• Given task: Present the data once more in exactly its original form.

## BEGIN Extracted records

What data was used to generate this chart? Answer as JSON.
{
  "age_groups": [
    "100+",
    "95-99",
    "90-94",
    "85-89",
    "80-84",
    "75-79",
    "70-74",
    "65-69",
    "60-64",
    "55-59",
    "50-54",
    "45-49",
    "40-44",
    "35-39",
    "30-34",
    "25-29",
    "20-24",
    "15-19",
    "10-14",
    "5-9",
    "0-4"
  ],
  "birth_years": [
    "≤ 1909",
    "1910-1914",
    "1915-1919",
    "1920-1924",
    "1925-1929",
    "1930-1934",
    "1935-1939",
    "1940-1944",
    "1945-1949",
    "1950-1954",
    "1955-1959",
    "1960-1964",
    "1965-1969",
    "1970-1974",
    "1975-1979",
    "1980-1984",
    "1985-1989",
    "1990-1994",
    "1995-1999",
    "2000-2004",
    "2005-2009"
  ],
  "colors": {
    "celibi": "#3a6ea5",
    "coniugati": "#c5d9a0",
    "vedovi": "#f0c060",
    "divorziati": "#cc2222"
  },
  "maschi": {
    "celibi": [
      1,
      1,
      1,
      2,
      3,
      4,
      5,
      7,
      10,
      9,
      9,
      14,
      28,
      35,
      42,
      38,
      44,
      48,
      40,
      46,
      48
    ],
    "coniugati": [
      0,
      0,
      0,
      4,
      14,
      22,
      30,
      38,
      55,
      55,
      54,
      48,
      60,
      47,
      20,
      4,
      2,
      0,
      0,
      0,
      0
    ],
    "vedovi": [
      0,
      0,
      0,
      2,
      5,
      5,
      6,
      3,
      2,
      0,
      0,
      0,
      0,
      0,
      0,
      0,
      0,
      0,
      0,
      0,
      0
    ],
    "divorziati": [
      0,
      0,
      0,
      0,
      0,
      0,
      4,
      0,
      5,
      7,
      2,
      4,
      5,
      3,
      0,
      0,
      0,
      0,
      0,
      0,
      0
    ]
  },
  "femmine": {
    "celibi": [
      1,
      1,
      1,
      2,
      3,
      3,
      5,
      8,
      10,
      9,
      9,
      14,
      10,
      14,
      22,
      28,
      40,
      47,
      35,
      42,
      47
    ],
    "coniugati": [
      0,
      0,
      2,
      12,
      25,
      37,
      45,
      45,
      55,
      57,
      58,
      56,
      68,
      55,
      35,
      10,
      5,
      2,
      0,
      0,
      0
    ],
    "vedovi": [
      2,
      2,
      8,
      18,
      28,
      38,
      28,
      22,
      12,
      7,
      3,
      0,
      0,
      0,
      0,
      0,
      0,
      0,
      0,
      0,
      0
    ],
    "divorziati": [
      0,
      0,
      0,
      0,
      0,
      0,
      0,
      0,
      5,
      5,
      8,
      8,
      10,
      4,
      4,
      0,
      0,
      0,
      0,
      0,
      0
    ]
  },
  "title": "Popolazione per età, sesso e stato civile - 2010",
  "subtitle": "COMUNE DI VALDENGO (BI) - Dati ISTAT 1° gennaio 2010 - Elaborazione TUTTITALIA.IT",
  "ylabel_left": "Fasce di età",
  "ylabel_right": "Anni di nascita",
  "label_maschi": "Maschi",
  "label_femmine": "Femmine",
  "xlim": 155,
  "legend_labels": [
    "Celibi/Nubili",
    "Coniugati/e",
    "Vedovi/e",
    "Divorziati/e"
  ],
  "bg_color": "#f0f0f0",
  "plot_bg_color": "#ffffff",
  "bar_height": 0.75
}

## END Extracted records

• Exercise output:
What data was used to generate this chart? Answer as JSON.
{
  "age_groups": [
    "100+",
    "95-99",
    "90-94",
    "85-89",
    "80-84",
    "75-79",
    "70-74",
    "65-69",
    "60-64",
    "55-59",
    "50-54",
    "45-49",
    "40-44",
    "35-39",
    "30-34",
    "25-29",
    "20-24",
    "15-19",
    "10-14",
    "5-9",
    "0-4"
  ],
  "birth_years": [
    "≤ 1909",
    "1910-1914",
    "1915-1919",
    "1920-1924",
    "1925-1929",
    "1930-1934",
    "1935-1939",
    "1940-1944",
    "1945-1949",
    "1950-1954",
    "1955-1959",
    "1960-1964",
    "1965-1969",
    "1970-1974",
    "1975-1979",
    "1980-1984",
    "1985-1989",
    "1990-1994",
    "1995-1999",
    "2000-2004",
    "2005-2009"
  ],
  "colors": {
    "celibi": "#3a6ea5",
    "coniugati": "#c5d9a0",
    "vedovi": "#f0c060",
    "divorziati": "#cc2222"
  },
  "maschi": {
    "celibi": [
      1,
      1,
      1,
      2,
      3,
      4,
      5,
      7,
      10,
      9,
      9,
      14,
      28,
      35,
      42,
      38,
      44,
      48,
      40,
      46,
      48
    ],
    "coniugati": [
      0,
      0,
      0,
      4,
      14,
      22,
      30,
      38,
      55,
      55,
      54,
      48,
      60,
      47,
      20,
      4,
      2,
      0,
      0,
      0,
      0
    ],
    "vedovi": [
      0,
      0,
      0,
      2,
      5,
      5,
      6,
      3,
      2,
      0,
      0,
      0,
      0,
      0,
      0,
      0,
      0,
      0,
      0,
      0,
      0
    ],
    "divorziati": [
      0,
      0,
      0,
      0,
      0,
      0,
      4,
      0,
      5,
      7,
      2,
      4,
      5,
      3,
      0,
      0,
      0,
      0,
      0,
      0,
      0
    ]
  },
  "femmine": {
    "celibi": [
      1,
      1,
      1,
      2,
      3,
      3,
      5,
      8,
      10,
      9,
      9,
      14,
      10,
      14,
      22,
      28,
      40,
      47,
      35,
      42,
      47
    ],
    "coniugati": [
      0,
      0,
      2,
      12,
      25,
      37,
      45,
      45,
      55,
      57,
      58,
      56,
      68,
      55,
      35,
      10,
      5,
      2,
      0,
      0,
      0
    ],
    "vedovi": [
      2,
      2,
      8,
      18,
      28,
      38,
      28,
      22,
      12,
      7,
      3,
      0,
      0,
      0,
      0,
      0,
      0,
      0,
      0,
      0,
      0
    ],
    "divorziati": [
      0,
      0,
      0,
      0,
      0,
      0,
      0,
      0,
      5,
      5,
      8,
      8,
      10,
      4,
      4,
      0,
      0,
      0,
      0,
      0,
      0
    ]
  },
  "title": "Popolazione per età, sesso e stato civile - 2010",
  "subtitle": "COMUNE DI VALDENGO (BI) - Dati ISTAT 1° gennaio 2010 - Elaborazione TUTTITALIA.IT",
  "ylabel_left": "Fasce di età",
  "ylabel_right": "Anni di nascita",
  "label_maschi": "Maschi",
  "label_femmine": "Femmine",
  "xlim": 155,
  "legend_labels": [
    "Celibi/Nubili",
    "Coniugati/e",
    "Vedovi/e",
    "Divorziati/e"
  ],
  "bg_color": "#f0f0f0",
  "plot_bg_color": "#ffffff",
  "bar_height": 0.75
}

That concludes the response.